------ DATASET EXCERPTS

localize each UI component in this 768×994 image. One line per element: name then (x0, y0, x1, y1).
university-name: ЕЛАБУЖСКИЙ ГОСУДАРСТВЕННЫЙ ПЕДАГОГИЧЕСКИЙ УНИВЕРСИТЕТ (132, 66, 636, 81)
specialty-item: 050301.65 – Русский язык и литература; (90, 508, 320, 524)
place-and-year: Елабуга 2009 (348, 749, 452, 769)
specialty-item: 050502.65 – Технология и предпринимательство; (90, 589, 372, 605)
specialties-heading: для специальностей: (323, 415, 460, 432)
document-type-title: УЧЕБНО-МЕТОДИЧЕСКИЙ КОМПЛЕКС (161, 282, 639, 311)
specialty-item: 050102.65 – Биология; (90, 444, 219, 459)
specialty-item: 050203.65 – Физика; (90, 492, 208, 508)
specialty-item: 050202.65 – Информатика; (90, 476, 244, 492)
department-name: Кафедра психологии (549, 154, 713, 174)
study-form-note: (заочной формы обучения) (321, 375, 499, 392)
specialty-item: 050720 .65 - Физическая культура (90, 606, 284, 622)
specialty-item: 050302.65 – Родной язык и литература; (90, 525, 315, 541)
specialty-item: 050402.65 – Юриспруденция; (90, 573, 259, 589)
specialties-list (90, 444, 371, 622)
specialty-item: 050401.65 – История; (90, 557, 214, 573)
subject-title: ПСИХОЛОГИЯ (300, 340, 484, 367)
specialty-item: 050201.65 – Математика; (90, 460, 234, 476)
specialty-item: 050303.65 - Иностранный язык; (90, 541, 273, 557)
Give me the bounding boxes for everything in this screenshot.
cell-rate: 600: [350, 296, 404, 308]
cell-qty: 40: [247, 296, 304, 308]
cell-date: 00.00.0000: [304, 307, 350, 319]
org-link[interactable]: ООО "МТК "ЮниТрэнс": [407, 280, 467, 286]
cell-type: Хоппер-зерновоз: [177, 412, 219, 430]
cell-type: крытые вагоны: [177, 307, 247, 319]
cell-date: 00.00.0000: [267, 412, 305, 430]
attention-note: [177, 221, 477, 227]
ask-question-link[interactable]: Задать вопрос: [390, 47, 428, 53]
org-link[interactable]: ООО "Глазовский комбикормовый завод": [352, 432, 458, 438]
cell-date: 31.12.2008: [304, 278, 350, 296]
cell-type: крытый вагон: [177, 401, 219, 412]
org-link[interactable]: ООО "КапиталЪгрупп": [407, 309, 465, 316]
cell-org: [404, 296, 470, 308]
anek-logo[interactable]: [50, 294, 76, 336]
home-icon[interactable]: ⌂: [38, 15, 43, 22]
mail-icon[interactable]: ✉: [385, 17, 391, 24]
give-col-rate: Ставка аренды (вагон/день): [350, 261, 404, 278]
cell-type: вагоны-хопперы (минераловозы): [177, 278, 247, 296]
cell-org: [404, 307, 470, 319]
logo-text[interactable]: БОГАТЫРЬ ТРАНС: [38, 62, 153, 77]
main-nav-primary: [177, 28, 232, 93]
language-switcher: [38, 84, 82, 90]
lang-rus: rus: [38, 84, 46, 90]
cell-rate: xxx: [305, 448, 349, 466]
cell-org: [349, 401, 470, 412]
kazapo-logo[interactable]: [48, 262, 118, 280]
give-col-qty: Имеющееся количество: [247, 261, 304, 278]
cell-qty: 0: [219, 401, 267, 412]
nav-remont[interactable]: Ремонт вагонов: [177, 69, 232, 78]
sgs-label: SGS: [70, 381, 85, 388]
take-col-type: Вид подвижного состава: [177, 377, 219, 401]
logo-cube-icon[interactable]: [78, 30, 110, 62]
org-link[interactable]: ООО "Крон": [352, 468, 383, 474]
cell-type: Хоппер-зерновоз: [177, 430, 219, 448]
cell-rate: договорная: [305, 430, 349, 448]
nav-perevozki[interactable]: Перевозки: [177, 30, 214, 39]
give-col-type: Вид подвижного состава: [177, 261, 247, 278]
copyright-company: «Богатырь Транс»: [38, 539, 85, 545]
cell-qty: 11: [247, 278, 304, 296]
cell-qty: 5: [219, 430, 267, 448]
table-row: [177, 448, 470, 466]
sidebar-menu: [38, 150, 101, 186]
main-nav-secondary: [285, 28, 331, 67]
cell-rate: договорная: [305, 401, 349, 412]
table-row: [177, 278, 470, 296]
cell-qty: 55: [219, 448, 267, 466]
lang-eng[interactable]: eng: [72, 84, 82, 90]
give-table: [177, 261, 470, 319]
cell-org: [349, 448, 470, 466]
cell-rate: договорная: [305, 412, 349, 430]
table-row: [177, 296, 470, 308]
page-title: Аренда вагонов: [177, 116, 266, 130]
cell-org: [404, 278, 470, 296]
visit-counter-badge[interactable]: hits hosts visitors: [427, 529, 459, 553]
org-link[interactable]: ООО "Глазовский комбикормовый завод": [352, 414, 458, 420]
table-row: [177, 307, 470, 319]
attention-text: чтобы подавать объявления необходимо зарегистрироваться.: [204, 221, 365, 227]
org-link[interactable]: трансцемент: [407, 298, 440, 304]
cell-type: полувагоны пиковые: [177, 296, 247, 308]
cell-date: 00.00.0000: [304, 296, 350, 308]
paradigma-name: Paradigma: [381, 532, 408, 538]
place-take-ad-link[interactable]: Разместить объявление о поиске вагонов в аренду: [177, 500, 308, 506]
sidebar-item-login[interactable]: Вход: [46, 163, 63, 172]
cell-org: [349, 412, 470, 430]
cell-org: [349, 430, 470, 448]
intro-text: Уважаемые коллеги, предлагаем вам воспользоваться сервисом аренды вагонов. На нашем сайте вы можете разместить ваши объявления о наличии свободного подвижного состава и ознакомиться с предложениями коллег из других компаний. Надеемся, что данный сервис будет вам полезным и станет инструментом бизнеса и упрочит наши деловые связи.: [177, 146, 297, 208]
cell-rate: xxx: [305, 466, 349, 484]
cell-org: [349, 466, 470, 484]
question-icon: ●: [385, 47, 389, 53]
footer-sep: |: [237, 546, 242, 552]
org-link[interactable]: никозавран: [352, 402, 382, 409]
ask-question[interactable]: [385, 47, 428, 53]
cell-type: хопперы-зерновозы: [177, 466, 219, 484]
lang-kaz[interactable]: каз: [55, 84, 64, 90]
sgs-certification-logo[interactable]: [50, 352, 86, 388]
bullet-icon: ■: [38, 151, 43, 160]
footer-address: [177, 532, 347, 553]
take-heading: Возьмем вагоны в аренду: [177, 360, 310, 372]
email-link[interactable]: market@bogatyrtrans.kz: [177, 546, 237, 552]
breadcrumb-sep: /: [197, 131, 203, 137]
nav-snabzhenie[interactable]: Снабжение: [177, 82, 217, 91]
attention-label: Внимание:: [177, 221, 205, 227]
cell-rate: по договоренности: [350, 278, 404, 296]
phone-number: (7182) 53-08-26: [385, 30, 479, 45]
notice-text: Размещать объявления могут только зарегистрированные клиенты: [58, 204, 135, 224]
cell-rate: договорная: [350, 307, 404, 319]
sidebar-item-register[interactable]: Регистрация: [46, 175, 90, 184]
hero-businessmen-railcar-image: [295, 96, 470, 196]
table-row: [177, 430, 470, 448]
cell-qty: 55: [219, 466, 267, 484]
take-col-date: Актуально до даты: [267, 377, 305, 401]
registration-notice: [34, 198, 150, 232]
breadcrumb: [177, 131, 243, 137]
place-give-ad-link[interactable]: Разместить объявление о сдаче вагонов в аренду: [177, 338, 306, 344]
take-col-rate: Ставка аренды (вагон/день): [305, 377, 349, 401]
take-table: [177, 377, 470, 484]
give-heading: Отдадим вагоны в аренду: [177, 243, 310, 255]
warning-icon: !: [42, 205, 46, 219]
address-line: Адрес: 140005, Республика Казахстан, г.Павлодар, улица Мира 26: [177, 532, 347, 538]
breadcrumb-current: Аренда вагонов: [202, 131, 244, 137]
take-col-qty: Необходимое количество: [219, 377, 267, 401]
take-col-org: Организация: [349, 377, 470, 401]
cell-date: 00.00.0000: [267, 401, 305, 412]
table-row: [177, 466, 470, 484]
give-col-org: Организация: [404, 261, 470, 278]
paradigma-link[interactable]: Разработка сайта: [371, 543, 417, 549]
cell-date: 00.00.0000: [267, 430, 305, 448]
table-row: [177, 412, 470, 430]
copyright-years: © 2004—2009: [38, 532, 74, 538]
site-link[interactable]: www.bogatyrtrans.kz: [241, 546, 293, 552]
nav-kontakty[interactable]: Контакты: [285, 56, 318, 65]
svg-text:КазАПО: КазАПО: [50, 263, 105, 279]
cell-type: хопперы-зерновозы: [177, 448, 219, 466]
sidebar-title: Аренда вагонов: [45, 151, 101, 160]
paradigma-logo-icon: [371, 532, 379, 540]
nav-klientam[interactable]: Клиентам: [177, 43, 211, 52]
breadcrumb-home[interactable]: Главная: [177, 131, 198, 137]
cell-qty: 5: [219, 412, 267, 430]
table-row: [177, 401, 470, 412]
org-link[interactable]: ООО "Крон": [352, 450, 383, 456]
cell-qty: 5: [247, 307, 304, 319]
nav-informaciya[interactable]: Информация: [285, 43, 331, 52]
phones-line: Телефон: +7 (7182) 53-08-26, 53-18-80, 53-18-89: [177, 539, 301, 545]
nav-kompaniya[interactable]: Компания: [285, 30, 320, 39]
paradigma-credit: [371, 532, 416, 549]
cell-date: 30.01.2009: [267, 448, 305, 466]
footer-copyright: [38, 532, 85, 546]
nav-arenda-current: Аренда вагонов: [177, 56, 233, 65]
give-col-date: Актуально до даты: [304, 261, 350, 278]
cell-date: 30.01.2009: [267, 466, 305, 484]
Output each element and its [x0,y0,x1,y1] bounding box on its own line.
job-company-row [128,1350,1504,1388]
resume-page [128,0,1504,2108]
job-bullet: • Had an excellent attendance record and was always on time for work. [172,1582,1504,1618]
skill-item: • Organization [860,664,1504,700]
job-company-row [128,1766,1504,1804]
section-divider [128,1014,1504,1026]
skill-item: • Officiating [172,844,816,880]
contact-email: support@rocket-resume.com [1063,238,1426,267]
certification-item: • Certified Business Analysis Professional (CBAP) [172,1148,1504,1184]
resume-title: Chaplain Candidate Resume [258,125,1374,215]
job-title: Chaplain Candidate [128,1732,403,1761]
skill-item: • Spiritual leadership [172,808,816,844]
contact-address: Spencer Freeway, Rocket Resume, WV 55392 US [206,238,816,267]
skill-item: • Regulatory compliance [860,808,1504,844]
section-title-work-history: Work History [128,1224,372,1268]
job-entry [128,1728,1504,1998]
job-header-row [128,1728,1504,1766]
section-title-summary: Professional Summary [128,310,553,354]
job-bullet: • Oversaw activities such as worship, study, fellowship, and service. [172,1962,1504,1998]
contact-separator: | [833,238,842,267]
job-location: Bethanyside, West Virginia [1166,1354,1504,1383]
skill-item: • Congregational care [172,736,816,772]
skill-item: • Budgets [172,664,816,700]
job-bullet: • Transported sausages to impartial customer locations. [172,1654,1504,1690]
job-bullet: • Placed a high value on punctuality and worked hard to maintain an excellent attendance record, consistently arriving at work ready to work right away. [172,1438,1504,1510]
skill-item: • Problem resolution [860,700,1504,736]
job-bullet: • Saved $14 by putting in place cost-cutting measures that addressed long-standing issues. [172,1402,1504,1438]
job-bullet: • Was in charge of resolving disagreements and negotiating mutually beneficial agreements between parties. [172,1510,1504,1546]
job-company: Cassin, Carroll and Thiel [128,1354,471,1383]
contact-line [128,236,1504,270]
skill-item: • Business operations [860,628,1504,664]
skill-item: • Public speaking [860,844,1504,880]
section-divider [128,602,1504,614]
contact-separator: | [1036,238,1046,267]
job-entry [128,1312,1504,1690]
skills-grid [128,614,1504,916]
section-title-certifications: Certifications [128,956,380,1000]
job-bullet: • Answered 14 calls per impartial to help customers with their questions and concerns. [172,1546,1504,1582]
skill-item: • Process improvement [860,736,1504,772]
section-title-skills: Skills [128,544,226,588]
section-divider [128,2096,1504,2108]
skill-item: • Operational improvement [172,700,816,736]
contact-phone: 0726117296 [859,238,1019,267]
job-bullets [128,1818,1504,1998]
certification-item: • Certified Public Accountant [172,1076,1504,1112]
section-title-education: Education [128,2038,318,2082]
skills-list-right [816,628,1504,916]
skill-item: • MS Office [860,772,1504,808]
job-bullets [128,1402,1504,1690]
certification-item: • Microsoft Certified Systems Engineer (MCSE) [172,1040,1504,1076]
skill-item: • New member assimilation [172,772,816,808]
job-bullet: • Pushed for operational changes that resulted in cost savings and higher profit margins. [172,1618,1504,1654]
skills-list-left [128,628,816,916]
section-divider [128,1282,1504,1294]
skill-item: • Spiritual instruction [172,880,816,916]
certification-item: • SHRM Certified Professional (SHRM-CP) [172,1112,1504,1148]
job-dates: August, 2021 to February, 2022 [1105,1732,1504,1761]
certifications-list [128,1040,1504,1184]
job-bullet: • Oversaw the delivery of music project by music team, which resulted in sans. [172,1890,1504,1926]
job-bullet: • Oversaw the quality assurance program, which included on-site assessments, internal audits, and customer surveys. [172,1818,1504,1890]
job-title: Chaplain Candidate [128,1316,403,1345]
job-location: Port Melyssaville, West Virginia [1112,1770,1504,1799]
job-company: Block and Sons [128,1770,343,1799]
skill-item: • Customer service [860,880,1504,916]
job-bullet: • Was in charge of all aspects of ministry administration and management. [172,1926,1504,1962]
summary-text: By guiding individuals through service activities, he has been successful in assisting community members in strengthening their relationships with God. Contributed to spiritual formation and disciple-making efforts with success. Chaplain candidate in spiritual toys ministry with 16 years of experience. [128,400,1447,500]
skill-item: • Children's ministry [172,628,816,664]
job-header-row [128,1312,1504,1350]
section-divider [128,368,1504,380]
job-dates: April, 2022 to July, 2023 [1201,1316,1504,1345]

------------

**INSTRUCTIONS FOR THE TASK**
Print the records from their first line through the line containing "specialty-item: 050303.65 - Иностранный", inclusive, exactly as they appear.

**ANSWER TO THIS PROBLEM**
localize each UI component in this 768×994 image. One line per element: name then (x0, y0, x1, y1).
university-name: ЕЛАБУЖСКИЙ ГОСУДАРСТВЕННЫЙ ПЕДАГОГИЧЕСКИЙ УНИВЕРСИТЕТ (132, 66, 636, 81)
specialty-item: 050301.65 – Русский язык и литература; (90, 508, 320, 524)
place-and-year: Елабуга 2009 (348, 749, 452, 769)
specialty-item: 050502.65 – Технология и предпринимательство; (90, 589, 372, 605)
specialties-heading: для специальностей: (323, 415, 460, 432)
document-type-title: УЧЕБНО-МЕТОДИЧЕСКИЙ КОМПЛЕКС (161, 282, 639, 311)
specialty-item: 050102.65 – Биология; (90, 444, 219, 459)
specialty-item: 050203.65 – Физика; (90, 492, 208, 508)
specialty-item: 050202.65 – Информатика; (90, 476, 244, 492)
department-name: Кафедра психологии (549, 154, 713, 174)
study-form-note: (заочной формы обучения) (321, 375, 499, 392)
specialty-item: 050720 .65 - Физическая культура (90, 606, 284, 622)
specialty-item: 050302.65 – Родной язык и литература; (90, 525, 315, 541)
specialty-item: 050402.65 – Юриспруденция; (90, 573, 259, 589)
specialties-list (90, 444, 371, 622)
specialty-item: 050401.65 – История; (90, 557, 214, 573)
subject-title: ПСИХОЛОГИЯ (300, 340, 484, 367)
specialty-item: 050201.65 – Математика; (90, 460, 234, 476)
specialty-item: 050303.65 - Иностранный язык; (90, 541, 273, 557)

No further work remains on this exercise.